● **EXERCISE TASK**: Would you retype all of these records exactly?

● **RECORDS SHOWN**:
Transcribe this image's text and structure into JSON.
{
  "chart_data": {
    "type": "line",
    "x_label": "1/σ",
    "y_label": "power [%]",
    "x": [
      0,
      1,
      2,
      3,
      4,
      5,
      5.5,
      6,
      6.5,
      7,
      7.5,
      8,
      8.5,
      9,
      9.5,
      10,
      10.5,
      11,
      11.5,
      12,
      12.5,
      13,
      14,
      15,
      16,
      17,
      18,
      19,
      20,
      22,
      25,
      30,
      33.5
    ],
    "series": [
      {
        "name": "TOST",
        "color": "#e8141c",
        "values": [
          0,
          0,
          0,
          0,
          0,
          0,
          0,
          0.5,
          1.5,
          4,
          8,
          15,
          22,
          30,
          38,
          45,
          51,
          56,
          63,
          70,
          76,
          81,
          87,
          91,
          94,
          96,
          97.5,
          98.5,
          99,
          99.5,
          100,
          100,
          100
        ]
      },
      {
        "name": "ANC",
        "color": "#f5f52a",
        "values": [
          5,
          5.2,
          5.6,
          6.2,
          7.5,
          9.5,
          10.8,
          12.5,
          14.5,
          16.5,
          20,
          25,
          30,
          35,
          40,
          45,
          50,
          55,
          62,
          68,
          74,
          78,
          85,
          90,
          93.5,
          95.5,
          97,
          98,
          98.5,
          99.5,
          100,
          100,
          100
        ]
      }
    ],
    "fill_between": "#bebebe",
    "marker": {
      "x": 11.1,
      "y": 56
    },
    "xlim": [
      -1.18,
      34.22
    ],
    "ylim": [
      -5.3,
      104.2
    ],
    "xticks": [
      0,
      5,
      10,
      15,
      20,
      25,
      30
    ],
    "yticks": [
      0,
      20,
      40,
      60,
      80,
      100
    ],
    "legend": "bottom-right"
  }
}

● **TASK RESULT**:
Transcribe this image's text and structure into JSON.
{
  "chart_data": {
    "type": "line",
    "x_label": "1/σ",
    "y_label": "power [%]",
    "x": [
      0,
      1,
      2,
      3,
      4,
      5,
      5.5,
      6,
      6.5,
      7,
      7.5,
      8,
      8.5,
      9,
      9.5,
      10,
      10.5,
      11,
      11.5,
      12,
      12.5,
      13,
      14,
      15,
      16,
      17,
      18,
      19,
      20,
      22,
      25,
      30,
      33.5
    ],
    "series": [
      {
        "name": "TOST",
        "color": "#e8141c",
        "values": [
          0,
          0,
          0,
          0,
          0,
          0,
          0,
          0.5,
          1.5,
          4,
          8,
          15,
          22,
          30,
          38,
          45,
          51,
          56,
          63,
          70,
          76,
          81,
          87,
          91,
          94,
          96,
          97.5,
          98.5,
          99,
          99.5,
          100,
          100,
          100
        ]
      },
      {
        "name": "ANC",
        "color": "#f5f52a",
        "values": [
          5,
          5.2,
          5.6,
          6.2,
          7.5,
          9.5,
          10.8,
          12.5,
          14.5,
          16.5,
          20,
          25,
          30,
          35,
          40,
          45,
          50,
          55,
          62,
          68,
          74,
          78,
          85,
          90,
          93.5,
          95.5,
          97,
          98,
          98.5,
          99.5,
          100,
          100,
          100
        ]
      }
    ],
    "fill_between": "#bebebe",
    "marker": {
      "x": 11.1,
      "y": 56
    },
    "xlim": [
      -1.18,
      34.22
    ],
    "ylim": [
      -5.3,
      104.2
    ],
    "xticks": [
      0,
      5,
      10,
      15,
      20,
      25,
      30
    ],
    "yticks": [
      0,
      20,
      40,
      60,
      80,
      100
    ],
    "legend": "bottom-right"
  }
}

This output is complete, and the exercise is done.